**PROBLEM TO SOLVE:** Transcribe all of the material exactly, except for its pictures.

··········

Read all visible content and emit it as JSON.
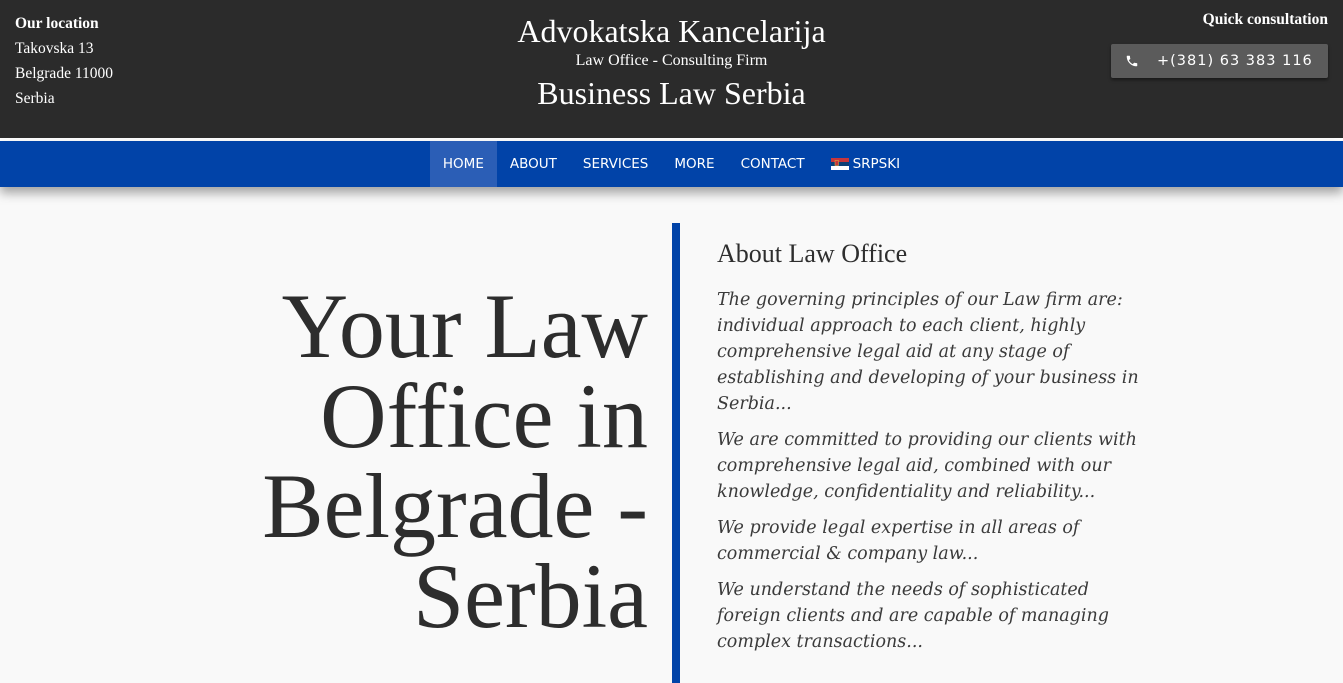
{
  "header": {
    "location_title": "Our location",
    "address": [
      "Takovska 13",
      "Belgrade 11000",
      "Serbia"
    ],
    "brand_title": "Advokatska Kancelarija",
    "brand_subtitle": "Law Office - Consulting Firm",
    "brand_tagline": "Business Law Serbia",
    "quick_title": "Quick consultation",
    "phone": "+(381) 63 383 116",
    "phone_icon": "phone-icon"
  },
  "nav": {
    "items": [
      {
        "label": "HOME",
        "active": true
      },
      {
        "label": "ABOUT"
      },
      {
        "label": "SERVICES"
      },
      {
        "label": "MORE"
      },
      {
        "label": "CONTACT"
      },
      {
        "label": "SRPSKI",
        "icon": "serbia-flag-icon"
      }
    ]
  },
  "hero": {
    "lines": [
      "Your Law",
      "Office in",
      "Belgrade -",
      "Serbia"
    ]
  },
  "about": {
    "title": "About Law Office",
    "paragraphs": [
      "The governing principles of our Law firm are: individual approach to each client, highly comprehensive legal aid at any stage of establishing and developing of your business in Serbia...",
      "We are committed to providing our clients with comprehensive legal aid, combined with our knowledge, confidentiality and reliability...",
      "We provide legal expertise in all areas of commercial & company law...",
      "We understand the needs of sophisticated foreign clients and are capable of managing complex transactions..."
    ]
  },
  "colors": {
    "topbar": "#2b2b2b",
    "nav": "#0143a8",
    "nav_active": "#2b5eb6",
    "accent_line": "#0143a8",
    "page_bg": "#f9f9f9"
  }
}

··········

**SOLUTION FOR THIS EXERCISE:**
Read all visible content and emit it as JSON.
{
  "header": {
    "location_title": "Our location",
    "address": [
      "Takovska 13",
      "Belgrade 11000",
      "Serbia"
    ],
    "brand_title": "Advokatska Kancelarija",
    "brand_subtitle": "Law Office - Consulting Firm",
    "brand_tagline": "Business Law Serbia",
    "quick_title": "Quick consultation",
    "phone": "+(381) 63 383 116",
    "phone_icon": "phone-icon"
  },
  "nav": {
    "items": [
      {
        "label": "HOME",
        "active": true
      },
      {
        "label": "ABOUT"
      },
      {
        "label": "SERVICES"
      },
      {
        "label": "MORE"
      },
      {
        "label": "CONTACT"
      },
      {
        "label": "SRPSKI",
        "icon": "serbia-flag-icon"
      }
    ]
  },
  "hero": {
    "lines": [
      "Your Law",
      "Office in",
      "Belgrade -",
      "Serbia"
    ]
  },
  "about": {
    "title": "About Law Office",
    "paragraphs": [
      "The governing principles of our Law firm are: individual approach to each client, highly comprehensive legal aid at any stage of establishing and developing of your business in Serbia...",
      "We are committed to providing our clients with comprehensive legal aid, combined with our knowledge, confidentiality and reliability...",
      "We provide legal expertise in all areas of commercial & company law...",
      "We understand the needs of sophisticated foreign clients and are capable of managing complex transactions..."
    ]
  },
  "colors": {
    "topbar": "#2b2b2b",
    "nav": "#0143a8",
    "nav_active": "#2b5eb6",
    "accent_line": "#0143a8",
    "page_bg": "#f9f9f9"
  }
}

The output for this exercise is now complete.